• **What the task requires**:
In the data below, locate each line with the word "Widowed" and list it.

• **Data entries**:

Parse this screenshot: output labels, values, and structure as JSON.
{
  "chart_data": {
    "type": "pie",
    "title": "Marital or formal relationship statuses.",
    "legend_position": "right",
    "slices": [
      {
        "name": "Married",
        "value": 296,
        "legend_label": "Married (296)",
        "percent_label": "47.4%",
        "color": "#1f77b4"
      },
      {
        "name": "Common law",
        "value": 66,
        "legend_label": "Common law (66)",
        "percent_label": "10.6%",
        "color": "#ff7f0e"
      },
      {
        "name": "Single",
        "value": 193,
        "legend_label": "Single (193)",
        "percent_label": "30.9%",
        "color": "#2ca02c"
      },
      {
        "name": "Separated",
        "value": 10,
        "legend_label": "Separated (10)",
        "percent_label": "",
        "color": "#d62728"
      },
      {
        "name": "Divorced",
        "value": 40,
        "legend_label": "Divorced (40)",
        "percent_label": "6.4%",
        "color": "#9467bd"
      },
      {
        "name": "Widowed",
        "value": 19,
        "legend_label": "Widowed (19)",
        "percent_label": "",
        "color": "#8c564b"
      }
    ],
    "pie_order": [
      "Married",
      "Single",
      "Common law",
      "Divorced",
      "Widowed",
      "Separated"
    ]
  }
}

• **Correct result**:
        "name": "Widowed",
        "legend_label": "Widowed (19)",
      "Widowed",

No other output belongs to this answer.